- _WHAT YOU WILL DO_: Extract the items verbatim from their first line through the line containing "The vertical parts 22 is at (308, 88).", including that line.

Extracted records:
=====

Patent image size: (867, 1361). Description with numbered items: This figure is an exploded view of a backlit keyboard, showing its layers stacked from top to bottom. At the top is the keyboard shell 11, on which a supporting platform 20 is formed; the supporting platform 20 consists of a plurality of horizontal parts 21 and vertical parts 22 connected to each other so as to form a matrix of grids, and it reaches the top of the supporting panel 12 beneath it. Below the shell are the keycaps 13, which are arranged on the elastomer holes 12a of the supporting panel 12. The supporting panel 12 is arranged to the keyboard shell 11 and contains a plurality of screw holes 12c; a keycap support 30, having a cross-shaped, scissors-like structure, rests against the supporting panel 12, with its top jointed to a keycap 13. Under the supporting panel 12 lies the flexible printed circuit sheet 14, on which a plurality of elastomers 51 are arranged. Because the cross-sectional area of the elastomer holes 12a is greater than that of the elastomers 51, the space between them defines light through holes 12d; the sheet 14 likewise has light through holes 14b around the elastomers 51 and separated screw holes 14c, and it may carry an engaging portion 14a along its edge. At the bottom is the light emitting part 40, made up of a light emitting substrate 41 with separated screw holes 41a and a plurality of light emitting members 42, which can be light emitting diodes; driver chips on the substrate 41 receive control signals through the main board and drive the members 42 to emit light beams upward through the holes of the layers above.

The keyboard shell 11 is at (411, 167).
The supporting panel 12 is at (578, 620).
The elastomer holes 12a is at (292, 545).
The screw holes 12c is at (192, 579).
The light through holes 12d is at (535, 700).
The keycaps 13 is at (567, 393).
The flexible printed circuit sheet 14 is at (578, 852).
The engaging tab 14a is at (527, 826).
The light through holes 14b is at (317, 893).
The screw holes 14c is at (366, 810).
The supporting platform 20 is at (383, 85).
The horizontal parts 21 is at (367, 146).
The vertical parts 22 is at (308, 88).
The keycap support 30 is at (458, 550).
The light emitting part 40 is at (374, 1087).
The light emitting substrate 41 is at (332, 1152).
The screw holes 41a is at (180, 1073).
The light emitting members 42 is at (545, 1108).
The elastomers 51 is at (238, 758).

=====

- _SOLUTION FOR THIS PROBLEM_:
Patent image size: (867, 1361). Description with numbered items: This figure is an exploded view of a backlit keyboard, showing its layers stacked from top to bottom. At the top is the keyboard shell 11, on which a supporting platform 20 is formed; the supporting platform 20 consists of a plurality of horizontal parts 21 and vertical parts 22 connected to each other so as to form a matrix of grids, and it reaches the top of the supporting panel 12 beneath it. Below the shell are the keycaps 13, which are arranged on the elastomer holes 12a of the supporting panel 12. The supporting panel 12 is arranged to the keyboard shell 11 and contains a plurality of screw holes 12c; a keycap support 30, having a cross-shaped, scissors-like structure, rests against the supporting panel 12, with its top jointed to a keycap 13. Under the supporting panel 12 lies the flexible printed circuit sheet 14, on which a plurality of elastomers 51 are arranged. Because the cross-sectional area of the elastomer holes 12a is greater than that of the elastomers 51, the space between them defines light through holes 12d; the sheet 14 likewise has light through holes 14b around the elastomers 51 and separated screw holes 14c, and it may carry an engaging portion 14a along its edge. At the bottom is the light emitting part 40, made up of a light emitting substrate 41 with separated screw holes 41a and a plurality of light emitting members 42, which can be light emitting diodes; driver chips on the substrate 41 receive control signals through the main board and drive the members 42 to emit light beams upward through the holes of the layers above.

The keyboard shell 11 is at (411, 167).
The supporting panel 12 is at (578, 620).
The elastomer holes 12a is at (292, 545).
The screw holes 12c is at (192, 579).
The light through holes 12d is at (535, 700).
The keycaps 13 is at (567, 393).
The flexible printed circuit sheet 14 is at (578, 852).
The engaging tab 14a is at (527, 826).
The light through holes 14b is at (317, 893).
The screw holes 14c is at (366, 810).
The supporting platform 20 is at (383, 85).
The horizontal parts 21 is at (367, 146).
The vertical parts 22 is at (308, 88).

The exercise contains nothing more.